=== Task requirements ===
Scan the records and identify every line in which the string "basis" occurs, then return those lines.
-- start of Excerpted records --
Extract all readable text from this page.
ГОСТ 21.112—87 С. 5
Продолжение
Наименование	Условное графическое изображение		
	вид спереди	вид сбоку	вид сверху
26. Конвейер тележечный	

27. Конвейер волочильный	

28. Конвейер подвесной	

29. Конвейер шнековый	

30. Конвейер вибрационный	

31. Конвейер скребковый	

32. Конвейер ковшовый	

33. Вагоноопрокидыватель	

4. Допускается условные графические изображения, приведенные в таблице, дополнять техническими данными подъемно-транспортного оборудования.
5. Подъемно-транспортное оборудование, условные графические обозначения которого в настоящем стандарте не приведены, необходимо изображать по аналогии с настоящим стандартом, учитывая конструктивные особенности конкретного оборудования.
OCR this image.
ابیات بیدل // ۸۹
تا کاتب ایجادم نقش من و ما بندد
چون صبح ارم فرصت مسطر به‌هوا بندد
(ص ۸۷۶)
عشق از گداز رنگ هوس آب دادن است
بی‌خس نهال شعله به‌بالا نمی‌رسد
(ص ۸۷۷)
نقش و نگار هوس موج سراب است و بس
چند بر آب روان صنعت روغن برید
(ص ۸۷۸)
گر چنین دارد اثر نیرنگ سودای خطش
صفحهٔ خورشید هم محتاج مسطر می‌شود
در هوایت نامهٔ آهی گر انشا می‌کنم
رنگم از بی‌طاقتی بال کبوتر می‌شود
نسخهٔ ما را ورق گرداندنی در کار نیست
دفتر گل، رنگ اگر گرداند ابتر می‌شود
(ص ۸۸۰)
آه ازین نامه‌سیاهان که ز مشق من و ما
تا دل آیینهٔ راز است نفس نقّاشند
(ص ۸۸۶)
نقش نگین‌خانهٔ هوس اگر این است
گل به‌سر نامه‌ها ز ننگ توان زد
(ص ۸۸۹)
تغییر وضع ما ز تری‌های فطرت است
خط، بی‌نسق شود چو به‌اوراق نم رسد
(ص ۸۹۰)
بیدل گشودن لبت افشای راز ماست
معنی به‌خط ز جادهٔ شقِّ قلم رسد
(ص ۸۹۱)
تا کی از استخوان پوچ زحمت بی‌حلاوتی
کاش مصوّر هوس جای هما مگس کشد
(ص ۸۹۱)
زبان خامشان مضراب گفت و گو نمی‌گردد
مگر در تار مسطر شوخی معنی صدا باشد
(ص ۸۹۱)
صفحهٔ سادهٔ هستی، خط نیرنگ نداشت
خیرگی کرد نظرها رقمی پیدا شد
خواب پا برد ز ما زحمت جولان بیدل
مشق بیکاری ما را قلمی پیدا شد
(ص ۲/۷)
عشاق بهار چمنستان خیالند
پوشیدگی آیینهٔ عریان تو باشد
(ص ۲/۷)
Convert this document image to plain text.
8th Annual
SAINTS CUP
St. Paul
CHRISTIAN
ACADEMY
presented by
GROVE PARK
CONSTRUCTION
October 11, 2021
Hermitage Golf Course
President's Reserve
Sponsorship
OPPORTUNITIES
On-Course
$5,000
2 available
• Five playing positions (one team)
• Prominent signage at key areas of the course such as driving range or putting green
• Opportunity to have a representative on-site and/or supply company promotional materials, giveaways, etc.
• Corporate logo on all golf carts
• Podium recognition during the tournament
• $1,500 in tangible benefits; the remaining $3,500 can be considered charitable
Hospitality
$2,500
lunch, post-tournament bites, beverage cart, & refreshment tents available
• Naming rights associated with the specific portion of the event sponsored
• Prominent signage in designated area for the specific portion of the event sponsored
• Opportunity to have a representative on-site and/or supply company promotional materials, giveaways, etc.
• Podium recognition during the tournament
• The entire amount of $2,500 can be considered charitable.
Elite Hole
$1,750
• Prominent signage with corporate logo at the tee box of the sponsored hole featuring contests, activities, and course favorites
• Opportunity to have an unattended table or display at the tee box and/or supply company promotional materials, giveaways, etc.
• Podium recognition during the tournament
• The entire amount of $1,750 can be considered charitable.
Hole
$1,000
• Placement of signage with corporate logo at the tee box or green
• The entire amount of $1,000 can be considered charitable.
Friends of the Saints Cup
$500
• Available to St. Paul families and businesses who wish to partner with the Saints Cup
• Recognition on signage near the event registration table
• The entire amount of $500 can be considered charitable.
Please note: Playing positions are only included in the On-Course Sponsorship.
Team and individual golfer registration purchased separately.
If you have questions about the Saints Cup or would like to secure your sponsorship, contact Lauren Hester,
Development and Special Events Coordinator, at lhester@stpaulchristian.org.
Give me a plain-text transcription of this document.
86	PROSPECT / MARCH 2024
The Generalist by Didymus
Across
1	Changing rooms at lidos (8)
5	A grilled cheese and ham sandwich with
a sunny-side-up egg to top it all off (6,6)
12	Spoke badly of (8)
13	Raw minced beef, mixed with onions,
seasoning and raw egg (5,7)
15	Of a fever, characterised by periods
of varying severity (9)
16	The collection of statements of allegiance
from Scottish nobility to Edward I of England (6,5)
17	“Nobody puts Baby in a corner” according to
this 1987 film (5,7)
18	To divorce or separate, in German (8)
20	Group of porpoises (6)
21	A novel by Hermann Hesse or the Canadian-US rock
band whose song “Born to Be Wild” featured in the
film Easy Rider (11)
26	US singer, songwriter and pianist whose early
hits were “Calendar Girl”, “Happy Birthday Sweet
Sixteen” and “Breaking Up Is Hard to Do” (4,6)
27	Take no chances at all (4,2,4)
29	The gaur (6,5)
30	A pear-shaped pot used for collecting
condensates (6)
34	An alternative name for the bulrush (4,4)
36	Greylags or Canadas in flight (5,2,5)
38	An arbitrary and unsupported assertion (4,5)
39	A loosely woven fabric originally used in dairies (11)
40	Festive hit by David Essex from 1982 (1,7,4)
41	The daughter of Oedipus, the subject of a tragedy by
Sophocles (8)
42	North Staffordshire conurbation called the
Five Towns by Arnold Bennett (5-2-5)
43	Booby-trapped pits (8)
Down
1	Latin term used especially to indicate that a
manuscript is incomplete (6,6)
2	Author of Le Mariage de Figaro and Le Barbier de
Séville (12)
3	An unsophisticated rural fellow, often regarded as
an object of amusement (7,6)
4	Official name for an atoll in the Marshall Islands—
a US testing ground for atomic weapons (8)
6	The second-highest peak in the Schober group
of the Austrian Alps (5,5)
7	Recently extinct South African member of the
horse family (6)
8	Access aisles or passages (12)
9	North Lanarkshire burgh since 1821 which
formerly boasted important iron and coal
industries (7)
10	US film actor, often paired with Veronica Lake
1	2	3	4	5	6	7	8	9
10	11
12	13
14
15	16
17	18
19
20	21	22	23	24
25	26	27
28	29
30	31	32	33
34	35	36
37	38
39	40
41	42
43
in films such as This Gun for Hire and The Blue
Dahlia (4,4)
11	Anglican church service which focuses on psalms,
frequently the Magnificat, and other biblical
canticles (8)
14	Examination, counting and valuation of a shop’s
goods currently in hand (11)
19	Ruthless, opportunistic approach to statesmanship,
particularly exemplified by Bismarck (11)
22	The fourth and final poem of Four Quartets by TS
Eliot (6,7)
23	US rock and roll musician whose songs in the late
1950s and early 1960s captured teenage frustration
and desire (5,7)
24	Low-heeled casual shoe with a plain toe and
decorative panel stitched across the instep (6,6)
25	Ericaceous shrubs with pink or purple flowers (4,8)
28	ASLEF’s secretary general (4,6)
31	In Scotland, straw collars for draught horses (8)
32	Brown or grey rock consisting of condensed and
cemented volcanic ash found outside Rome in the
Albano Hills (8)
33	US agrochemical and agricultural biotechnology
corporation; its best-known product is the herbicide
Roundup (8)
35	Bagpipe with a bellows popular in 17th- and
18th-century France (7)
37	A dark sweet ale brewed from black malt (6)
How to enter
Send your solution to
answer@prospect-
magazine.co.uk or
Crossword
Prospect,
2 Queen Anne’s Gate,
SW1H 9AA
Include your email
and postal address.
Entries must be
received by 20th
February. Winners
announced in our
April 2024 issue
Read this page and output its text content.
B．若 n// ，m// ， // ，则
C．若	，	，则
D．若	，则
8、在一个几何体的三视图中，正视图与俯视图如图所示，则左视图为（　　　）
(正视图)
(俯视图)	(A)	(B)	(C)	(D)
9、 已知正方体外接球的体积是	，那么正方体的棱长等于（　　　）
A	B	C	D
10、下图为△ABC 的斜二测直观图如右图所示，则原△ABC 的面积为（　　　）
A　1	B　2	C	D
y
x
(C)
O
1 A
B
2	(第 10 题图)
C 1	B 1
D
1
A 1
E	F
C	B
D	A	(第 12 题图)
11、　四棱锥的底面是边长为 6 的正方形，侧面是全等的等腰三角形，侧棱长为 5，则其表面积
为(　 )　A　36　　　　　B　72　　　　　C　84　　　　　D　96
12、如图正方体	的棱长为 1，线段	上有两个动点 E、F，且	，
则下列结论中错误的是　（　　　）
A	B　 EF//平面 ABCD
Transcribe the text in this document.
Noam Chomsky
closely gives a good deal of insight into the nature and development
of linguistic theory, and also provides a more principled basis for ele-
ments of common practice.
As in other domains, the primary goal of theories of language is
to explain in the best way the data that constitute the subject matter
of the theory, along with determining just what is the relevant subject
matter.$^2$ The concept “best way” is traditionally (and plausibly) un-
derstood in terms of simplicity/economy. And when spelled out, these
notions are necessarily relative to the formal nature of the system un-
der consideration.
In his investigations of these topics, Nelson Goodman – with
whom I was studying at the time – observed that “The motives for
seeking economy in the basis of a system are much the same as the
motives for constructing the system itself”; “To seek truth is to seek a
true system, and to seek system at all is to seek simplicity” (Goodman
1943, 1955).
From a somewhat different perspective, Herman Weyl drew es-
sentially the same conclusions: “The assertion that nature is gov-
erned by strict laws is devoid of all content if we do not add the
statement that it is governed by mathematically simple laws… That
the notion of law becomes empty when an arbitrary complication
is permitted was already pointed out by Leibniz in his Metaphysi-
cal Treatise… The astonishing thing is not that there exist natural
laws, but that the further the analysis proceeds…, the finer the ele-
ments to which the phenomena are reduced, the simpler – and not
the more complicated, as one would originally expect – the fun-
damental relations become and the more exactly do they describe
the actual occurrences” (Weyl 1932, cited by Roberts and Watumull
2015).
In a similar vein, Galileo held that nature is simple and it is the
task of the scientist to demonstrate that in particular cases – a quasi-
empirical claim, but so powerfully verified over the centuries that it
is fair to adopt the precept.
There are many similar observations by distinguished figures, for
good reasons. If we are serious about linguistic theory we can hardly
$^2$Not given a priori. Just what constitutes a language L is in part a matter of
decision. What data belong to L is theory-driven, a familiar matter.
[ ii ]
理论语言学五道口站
-- end of Excerpted records --
=== The result ===
of linguistic theory, and also provides a more principled basis for ele-
seeking economy in the basis of a system are much the same as the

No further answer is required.